Directions for this task — Images are excluded; otherwise, output every record exactly.

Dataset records
--*--
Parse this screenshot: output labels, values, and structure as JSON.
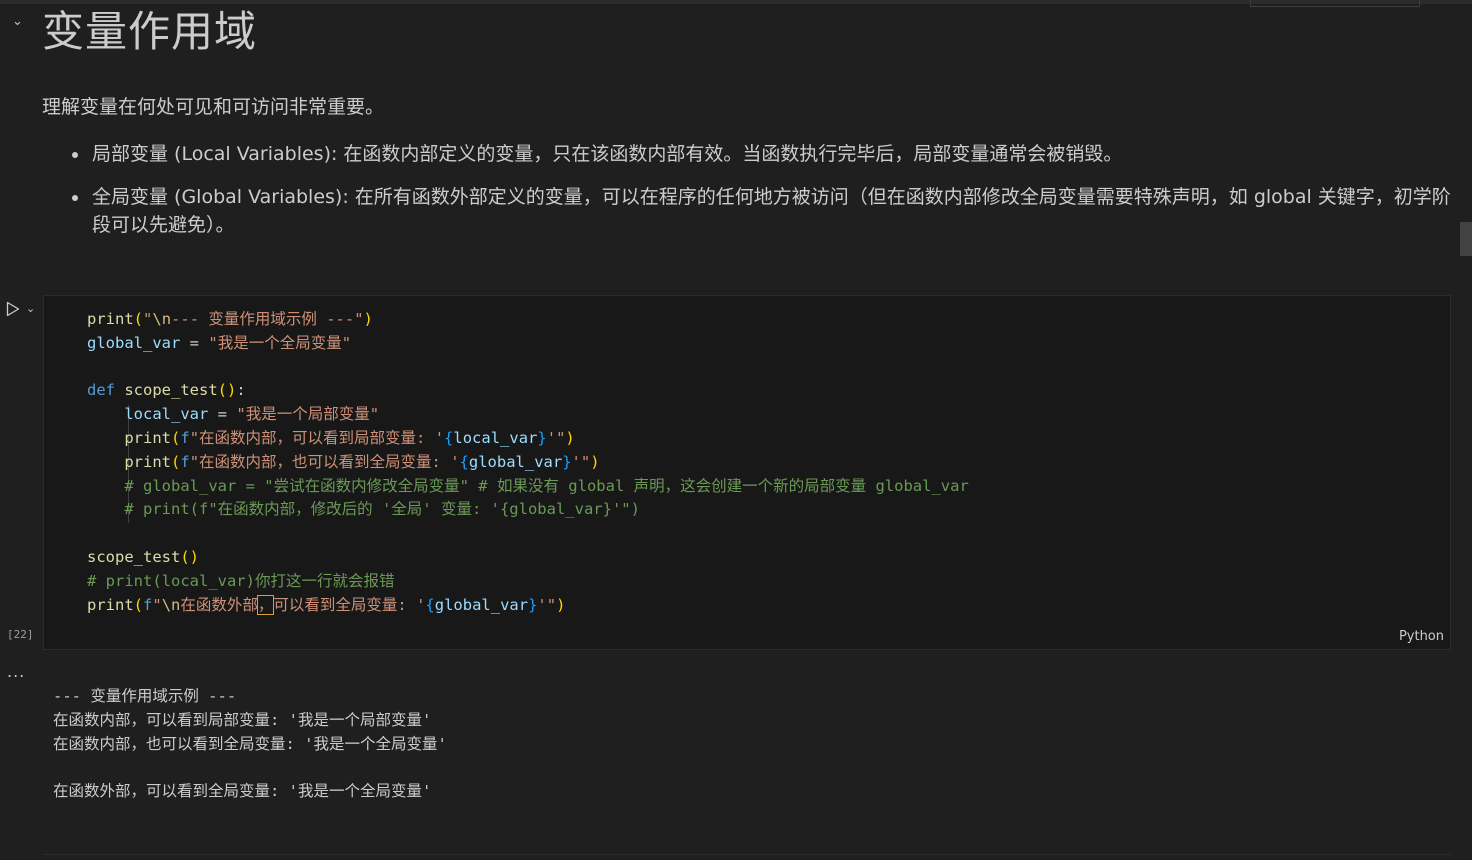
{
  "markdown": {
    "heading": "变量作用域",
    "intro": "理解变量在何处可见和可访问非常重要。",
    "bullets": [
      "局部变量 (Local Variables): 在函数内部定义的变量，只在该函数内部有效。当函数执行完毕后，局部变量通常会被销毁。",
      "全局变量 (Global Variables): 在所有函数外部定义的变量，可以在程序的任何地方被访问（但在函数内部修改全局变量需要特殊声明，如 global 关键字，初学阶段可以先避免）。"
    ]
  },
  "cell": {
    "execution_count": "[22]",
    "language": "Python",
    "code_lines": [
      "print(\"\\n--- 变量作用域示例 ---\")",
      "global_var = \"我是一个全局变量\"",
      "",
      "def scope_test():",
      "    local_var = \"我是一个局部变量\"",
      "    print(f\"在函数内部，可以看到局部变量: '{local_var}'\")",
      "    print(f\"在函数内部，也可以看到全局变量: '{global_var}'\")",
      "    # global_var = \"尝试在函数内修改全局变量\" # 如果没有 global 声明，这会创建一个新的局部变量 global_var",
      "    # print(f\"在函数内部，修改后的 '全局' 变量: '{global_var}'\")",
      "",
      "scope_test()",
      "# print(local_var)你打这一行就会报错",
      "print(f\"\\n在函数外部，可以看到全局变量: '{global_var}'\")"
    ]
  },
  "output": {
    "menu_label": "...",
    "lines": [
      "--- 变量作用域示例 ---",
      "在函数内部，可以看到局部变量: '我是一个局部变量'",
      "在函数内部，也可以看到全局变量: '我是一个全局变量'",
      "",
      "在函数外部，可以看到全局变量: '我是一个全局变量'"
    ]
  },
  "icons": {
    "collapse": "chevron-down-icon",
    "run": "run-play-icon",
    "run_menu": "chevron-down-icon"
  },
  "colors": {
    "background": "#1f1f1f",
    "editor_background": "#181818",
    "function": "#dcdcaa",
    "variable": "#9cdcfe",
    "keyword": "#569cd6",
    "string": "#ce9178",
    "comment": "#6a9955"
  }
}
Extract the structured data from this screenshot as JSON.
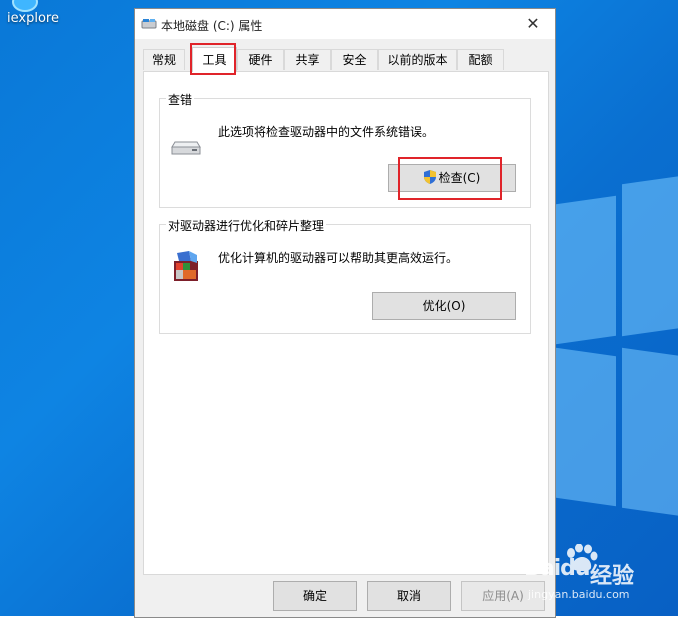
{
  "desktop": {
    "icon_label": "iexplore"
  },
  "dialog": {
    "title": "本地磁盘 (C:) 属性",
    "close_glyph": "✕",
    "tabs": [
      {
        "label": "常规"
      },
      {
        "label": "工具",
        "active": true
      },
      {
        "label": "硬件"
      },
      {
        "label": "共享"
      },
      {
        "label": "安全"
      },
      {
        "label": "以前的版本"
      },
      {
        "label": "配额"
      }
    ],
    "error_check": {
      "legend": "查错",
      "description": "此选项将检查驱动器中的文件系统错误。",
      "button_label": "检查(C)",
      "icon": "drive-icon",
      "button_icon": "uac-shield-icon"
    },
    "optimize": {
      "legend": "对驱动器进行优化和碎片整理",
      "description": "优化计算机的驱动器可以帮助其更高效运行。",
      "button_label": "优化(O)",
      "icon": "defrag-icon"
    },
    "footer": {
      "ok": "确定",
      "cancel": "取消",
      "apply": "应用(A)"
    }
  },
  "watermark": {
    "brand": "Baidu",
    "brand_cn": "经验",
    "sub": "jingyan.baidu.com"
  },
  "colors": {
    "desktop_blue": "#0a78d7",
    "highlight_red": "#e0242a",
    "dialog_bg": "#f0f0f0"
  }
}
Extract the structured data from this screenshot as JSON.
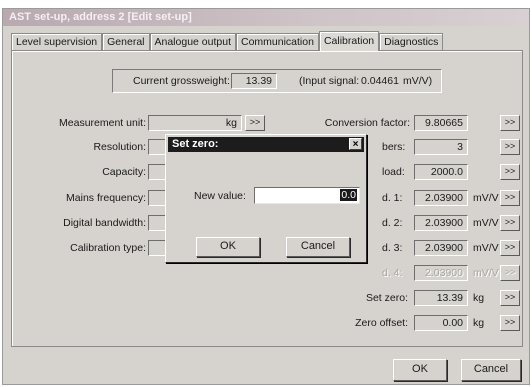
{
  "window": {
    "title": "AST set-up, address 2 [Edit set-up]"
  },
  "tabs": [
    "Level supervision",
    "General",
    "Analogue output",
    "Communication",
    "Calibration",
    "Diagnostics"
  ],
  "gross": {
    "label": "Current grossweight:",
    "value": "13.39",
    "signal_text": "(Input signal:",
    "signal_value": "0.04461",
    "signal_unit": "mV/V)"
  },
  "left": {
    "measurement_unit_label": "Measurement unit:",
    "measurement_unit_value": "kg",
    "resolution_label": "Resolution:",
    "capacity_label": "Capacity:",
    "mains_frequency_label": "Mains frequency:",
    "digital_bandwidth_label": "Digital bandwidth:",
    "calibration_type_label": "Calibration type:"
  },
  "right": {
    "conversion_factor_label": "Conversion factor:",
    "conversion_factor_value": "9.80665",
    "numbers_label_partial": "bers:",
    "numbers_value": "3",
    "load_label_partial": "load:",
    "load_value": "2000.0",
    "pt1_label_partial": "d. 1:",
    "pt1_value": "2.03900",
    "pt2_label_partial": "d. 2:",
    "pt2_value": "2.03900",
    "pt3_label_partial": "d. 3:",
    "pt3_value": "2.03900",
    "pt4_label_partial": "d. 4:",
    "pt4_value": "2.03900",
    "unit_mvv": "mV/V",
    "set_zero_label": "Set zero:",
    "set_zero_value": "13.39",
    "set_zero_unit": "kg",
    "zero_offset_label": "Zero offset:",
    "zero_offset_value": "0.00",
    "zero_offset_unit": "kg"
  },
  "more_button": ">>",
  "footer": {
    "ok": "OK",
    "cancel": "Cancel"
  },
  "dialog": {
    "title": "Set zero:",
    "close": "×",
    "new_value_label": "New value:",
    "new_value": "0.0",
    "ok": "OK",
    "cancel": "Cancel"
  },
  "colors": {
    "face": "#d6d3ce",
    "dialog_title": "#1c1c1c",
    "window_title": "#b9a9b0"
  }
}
--*--
Result of this task —
Parse this screenshot: output labels, values, and structure as JSON.
{
  "markdown": {
    "heading": "变量作用域",
    "intro": "理解变量在何处可见和可访问非常重要。",
    "bullets": [
      "局部变量 (Local Variables): 在函数内部定义的变量，只在该函数内部有效。当函数执行完毕后，局部变量通常会被销毁。",
      "全局变量 (Global Variables): 在所有函数外部定义的变量，可以在程序的任何地方被访问（但在函数内部修改全局变量需要特殊声明，如 global 关键字，初学阶段可以先避免）。"
    ]
  },
  "cell": {
    "execution_count": "[22]",
    "language": "Python",
    "code_lines": [
      "print(\"\\n--- 变量作用域示例 ---\")",
      "global_var = \"我是一个全局变量\"",
      "",
      "def scope_test():",
      "    local_var = \"我是一个局部变量\"",
      "    print(f\"在函数内部，可以看到局部变量: '{local_var}'\")",
      "    print(f\"在函数内部，也可以看到全局变量: '{global_var}'\")",
      "    # global_var = \"尝试在函数内修改全局变量\" # 如果没有 global 声明，这会创建一个新的局部变量 global_var",
      "    # print(f\"在函数内部，修改后的 '全局' 变量: '{global_var}'\")",
      "",
      "scope_test()",
      "# print(local_var)你打这一行就会报错",
      "print(f\"\\n在函数外部，可以看到全局变量: '{global_var}'\")"
    ]
  },
  "output": {
    "menu_label": "...",
    "lines": [
      "--- 变量作用域示例 ---",
      "在函数内部，可以看到局部变量: '我是一个局部变量'",
      "在函数内部，也可以看到全局变量: '我是一个全局变量'",
      "",
      "在函数外部，可以看到全局变量: '我是一个全局变量'"
    ]
  },
  "icons": {
    "collapse": "chevron-down-icon",
    "run": "run-play-icon",
    "run_menu": "chevron-down-icon"
  },
  "colors": {
    "background": "#1f1f1f",
    "editor_background": "#181818",
    "function": "#dcdcaa",
    "variable": "#9cdcfe",
    "keyword": "#569cd6",
    "string": "#ce9178",
    "comment": "#6a9955"
  }
}
Extract the structured data from this screenshot as JSON.
{
  "desktop": {
    "icon_label": "iexplore"
  },
  "dialog": {
    "title": "本地磁盘 (C:) 属性",
    "close_glyph": "✕",
    "tabs": [
      {
        "label": "常规"
      },
      {
        "label": "工具",
        "active": true
      },
      {
        "label": "硬件"
      },
      {
        "label": "共享"
      },
      {
        "label": "安全"
      },
      {
        "label": "以前的版本"
      },
      {
        "label": "配额"
      }
    ],
    "error_check": {
      "legend": "查错",
      "description": "此选项将检查驱动器中的文件系统错误。",
      "button_label": "检查(C)",
      "icon": "drive-icon",
      "button_icon": "uac-shield-icon"
    },
    "optimize": {
      "legend": "对驱动器进行优化和碎片整理",
      "description": "优化计算机的驱动器可以帮助其更高效运行。",
      "button_label": "优化(O)",
      "icon": "defrag-icon"
    },
    "footer": {
      "ok": "确定",
      "cancel": "取消",
      "apply": "应用(A)"
    }
  },
  "watermark": {
    "brand": "Baidu",
    "brand_cn": "经验",
    "sub": "jingyan.baidu.com"
  },
  "colors": {
    "desktop_blue": "#0a78d7",
    "highlight_red": "#e0242a",
    "dialog_bg": "#f0f0f0"
  }
}
Extract the structured data from this screenshot as JSON.
{
  "window": {
    "title": "AST set-up, address 2 [Edit set-up]"
  },
  "tabs": [
    "Level supervision",
    "General",
    "Analogue output",
    "Communication",
    "Calibration",
    "Diagnostics"
  ],
  "gross": {
    "label": "Current grossweight:",
    "value": "13.39",
    "signal_text": "(Input signal:",
    "signal_value": "0.04461",
    "signal_unit": "mV/V)"
  },
  "left": {
    "measurement_unit_label": "Measurement unit:",
    "measurement_unit_value": "kg",
    "resolution_label": "Resolution:",
    "capacity_label": "Capacity:",
    "mains_frequency_label": "Mains frequency:",
    "digital_bandwidth_label": "Digital bandwidth:",
    "calibration_type_label": "Calibration type:"
  },
  "right": {
    "conversion_factor_label": "Conversion factor:",
    "conversion_factor_value": "9.80665",
    "numbers_label_partial": "bers:",
    "numbers_value": "3",
    "load_label_partial": "load:",
    "load_value": "2000.0",
    "pt1_label_partial": "d. 1:",
    "pt1_value": "2.03900",
    "pt2_label_partial": "d. 2:",
    "pt2_value": "2.03900",
    "pt3_label_partial": "d. 3:",
    "pt3_value": "2.03900",
    "pt4_label_partial": "d. 4:",
    "pt4_value": "2.03900",
    "unit_mvv": "mV/V",
    "set_zero_label": "Set zero:",
    "set_zero_value": "13.39",
    "set_zero_unit": "kg",
    "zero_offset_label": "Zero offset:",
    "zero_offset_value": "0.00",
    "zero_offset_unit": "kg"
  },
  "more_button": ">>",
  "footer": {
    "ok": "OK",
    "cancel": "Cancel"
  },
  "dialog": {
    "title": "Set zero:",
    "close": "×",
    "new_value_label": "New value:",
    "new_value": "0.0",
    "ok": "OK",
    "cancel": "Cancel"
  },
  "colors": {
    "face": "#d6d3ce",
    "dialog_title": "#1c1c1c",
    "window_title": "#b9a9b0"
  }
}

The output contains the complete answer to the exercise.